THE PROBLEM:
Lines containing the string "module" are to be collected in full.

Records
--------------------------------------------------

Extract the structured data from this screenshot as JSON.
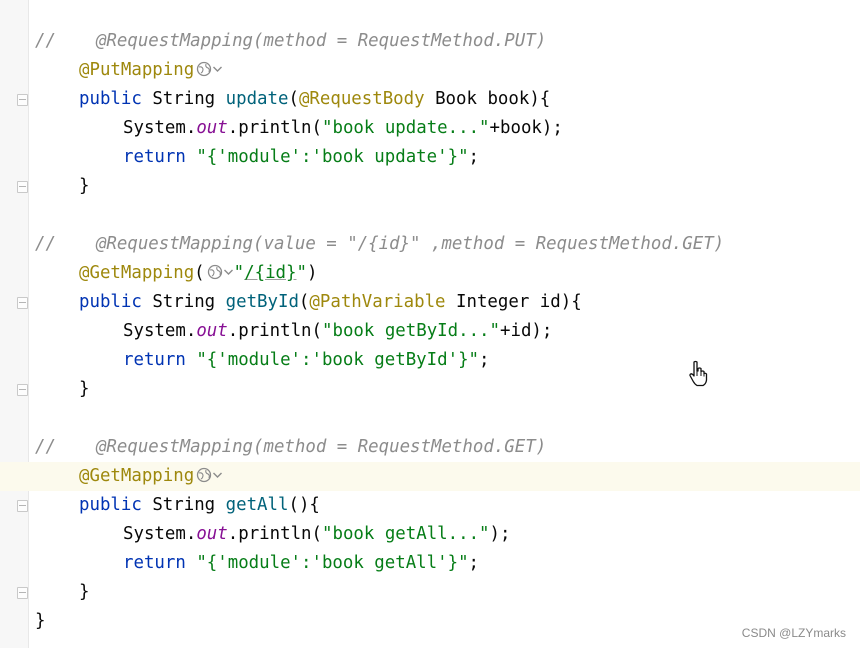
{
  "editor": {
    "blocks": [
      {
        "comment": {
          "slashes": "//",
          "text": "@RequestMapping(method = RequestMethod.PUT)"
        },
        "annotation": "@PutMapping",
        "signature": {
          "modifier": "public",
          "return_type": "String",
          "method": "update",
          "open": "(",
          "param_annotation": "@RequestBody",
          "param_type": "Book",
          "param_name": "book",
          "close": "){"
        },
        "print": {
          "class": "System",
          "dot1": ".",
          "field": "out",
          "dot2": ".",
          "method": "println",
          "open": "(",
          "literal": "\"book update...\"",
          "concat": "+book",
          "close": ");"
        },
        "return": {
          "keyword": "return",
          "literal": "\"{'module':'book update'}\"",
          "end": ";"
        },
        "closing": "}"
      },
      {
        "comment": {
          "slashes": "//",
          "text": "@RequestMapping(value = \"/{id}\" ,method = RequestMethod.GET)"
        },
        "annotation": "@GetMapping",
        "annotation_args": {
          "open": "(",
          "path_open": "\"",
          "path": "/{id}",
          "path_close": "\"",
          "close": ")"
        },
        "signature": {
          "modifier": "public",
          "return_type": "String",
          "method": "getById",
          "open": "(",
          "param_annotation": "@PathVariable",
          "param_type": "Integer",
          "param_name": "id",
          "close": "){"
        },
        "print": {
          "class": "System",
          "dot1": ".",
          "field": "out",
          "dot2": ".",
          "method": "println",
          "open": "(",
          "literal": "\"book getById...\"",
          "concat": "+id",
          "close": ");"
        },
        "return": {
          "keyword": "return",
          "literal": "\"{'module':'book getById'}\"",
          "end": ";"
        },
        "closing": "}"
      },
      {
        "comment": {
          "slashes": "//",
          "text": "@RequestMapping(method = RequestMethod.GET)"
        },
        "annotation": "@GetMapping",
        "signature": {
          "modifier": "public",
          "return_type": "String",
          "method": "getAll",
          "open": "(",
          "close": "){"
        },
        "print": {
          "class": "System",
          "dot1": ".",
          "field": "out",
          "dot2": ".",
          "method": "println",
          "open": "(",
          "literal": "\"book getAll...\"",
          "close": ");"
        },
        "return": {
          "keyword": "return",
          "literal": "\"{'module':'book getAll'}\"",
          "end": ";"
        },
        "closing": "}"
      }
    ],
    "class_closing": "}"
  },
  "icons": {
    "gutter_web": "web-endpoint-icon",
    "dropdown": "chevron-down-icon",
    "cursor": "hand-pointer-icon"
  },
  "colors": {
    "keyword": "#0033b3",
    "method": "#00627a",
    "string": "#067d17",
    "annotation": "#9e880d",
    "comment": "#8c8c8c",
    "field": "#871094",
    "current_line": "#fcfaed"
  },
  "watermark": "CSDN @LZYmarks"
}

--------------------------------------------------

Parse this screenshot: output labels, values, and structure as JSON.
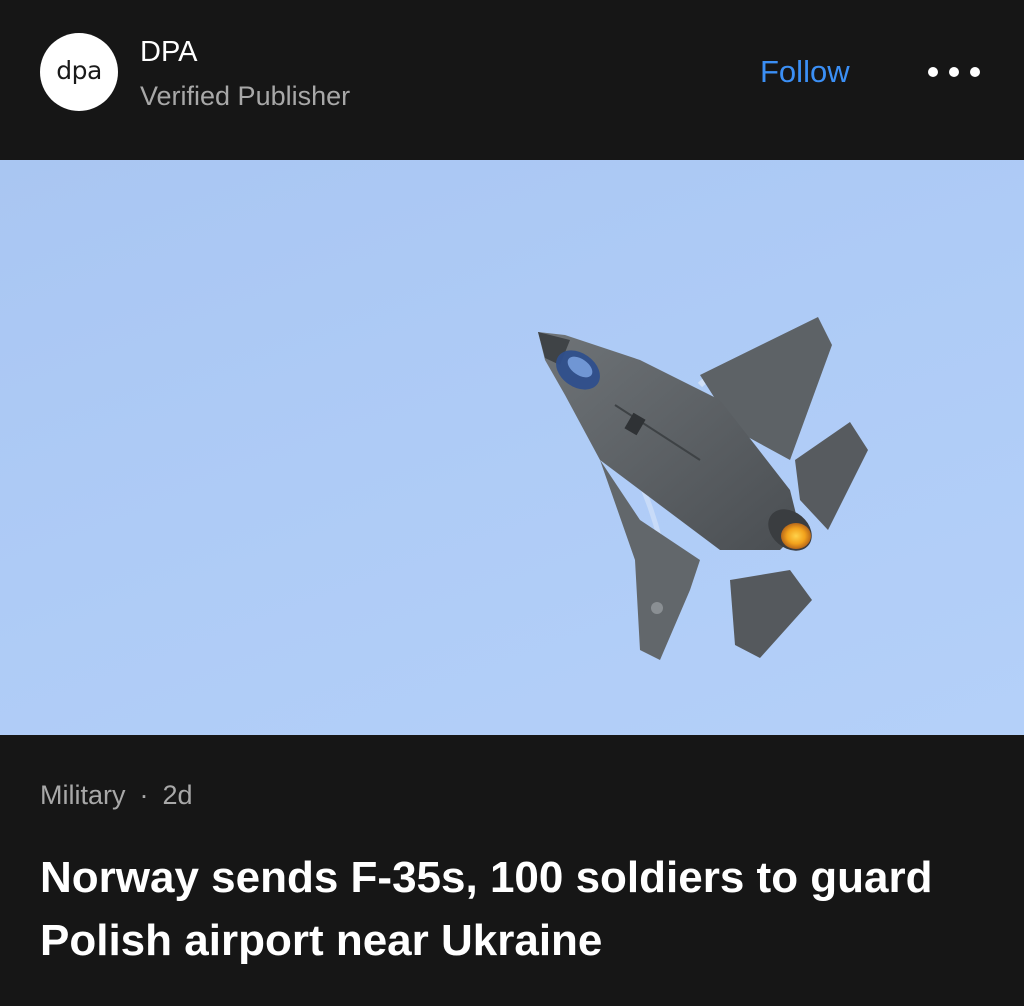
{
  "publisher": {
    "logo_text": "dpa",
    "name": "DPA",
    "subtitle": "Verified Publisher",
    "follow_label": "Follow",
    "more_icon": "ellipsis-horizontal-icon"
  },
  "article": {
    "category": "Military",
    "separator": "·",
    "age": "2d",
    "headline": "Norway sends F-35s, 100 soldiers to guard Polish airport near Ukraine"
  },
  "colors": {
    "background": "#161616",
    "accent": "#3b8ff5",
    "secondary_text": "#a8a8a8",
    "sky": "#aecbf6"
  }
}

--------------------------------------------------

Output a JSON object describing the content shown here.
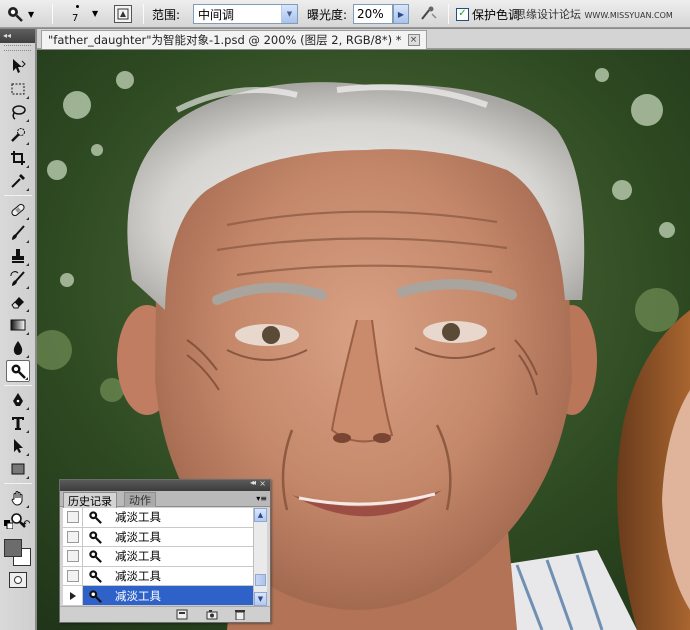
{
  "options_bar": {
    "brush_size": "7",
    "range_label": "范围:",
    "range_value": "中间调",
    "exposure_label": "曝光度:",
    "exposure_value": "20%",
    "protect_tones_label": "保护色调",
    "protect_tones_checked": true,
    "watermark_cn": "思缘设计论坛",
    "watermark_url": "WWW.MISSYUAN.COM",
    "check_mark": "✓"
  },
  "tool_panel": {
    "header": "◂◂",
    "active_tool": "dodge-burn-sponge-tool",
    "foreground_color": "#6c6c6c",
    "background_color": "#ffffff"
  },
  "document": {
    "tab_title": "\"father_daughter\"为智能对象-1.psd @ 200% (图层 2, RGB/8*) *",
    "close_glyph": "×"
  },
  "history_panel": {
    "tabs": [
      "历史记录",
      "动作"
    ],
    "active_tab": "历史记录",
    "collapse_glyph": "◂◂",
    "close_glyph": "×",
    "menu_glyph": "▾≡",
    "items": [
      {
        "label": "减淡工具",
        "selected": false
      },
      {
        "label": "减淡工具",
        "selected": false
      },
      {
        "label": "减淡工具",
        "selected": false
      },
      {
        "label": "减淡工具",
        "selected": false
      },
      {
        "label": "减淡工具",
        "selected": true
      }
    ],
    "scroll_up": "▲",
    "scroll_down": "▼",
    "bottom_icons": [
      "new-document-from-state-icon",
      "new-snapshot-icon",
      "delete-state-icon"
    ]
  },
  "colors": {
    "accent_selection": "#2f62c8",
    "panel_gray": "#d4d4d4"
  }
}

--------------------------------------------------

RESPONSE TO THIS EXERCISE:
          "literal": "\"{'module':'book update'}\"",
          "literal": "\"{'module':'book getById'}\"",
          "literal": "\"{'module':'book getAll'}\"",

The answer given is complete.